##### Provided information
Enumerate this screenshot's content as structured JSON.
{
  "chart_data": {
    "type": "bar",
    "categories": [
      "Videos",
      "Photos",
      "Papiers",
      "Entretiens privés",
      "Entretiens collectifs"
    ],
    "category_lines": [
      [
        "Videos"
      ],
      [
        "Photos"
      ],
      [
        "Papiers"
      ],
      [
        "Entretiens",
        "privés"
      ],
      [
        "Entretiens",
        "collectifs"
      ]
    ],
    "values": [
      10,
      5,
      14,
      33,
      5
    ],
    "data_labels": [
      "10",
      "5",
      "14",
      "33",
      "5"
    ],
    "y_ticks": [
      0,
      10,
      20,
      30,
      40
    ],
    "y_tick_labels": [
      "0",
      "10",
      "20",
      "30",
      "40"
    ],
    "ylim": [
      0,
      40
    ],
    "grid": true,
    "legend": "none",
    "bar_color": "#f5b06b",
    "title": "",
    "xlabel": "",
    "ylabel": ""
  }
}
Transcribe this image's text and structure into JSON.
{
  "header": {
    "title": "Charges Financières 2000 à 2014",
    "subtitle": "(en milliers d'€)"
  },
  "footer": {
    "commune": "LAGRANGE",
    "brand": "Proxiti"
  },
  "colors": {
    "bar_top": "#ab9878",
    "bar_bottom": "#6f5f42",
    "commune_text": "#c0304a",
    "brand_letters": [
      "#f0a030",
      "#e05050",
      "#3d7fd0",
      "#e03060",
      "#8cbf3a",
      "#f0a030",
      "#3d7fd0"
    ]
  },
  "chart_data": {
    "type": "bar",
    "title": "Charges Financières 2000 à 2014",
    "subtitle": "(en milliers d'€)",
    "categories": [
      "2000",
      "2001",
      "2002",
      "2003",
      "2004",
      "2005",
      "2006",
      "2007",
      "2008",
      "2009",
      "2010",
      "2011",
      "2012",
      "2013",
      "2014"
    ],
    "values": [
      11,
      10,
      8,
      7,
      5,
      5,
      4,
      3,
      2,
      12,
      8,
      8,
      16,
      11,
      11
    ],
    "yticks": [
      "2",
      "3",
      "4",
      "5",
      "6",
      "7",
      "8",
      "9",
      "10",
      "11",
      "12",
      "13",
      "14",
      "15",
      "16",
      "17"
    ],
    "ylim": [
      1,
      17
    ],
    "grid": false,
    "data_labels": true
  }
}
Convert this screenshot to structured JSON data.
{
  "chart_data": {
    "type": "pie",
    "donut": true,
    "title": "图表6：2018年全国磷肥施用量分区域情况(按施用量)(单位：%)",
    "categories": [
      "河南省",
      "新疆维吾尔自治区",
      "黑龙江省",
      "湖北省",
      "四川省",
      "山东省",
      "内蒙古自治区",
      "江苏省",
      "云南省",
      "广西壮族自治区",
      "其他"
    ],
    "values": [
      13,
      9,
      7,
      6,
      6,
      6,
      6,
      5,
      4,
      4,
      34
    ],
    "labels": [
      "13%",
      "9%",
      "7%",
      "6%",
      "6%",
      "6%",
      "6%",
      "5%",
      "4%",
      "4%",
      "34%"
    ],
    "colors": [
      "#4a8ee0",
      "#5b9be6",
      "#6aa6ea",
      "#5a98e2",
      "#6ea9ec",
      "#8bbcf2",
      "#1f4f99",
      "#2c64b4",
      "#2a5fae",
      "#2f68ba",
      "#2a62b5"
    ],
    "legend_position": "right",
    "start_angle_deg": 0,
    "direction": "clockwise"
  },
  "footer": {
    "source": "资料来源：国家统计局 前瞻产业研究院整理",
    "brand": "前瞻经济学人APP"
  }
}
##########
What to work on:
In the records above, find the lines containing "milliers" and copy them.

The solution:
    "subtitle": "(en milliers d'€)"
    "subtitle": "(en milliers d'€)",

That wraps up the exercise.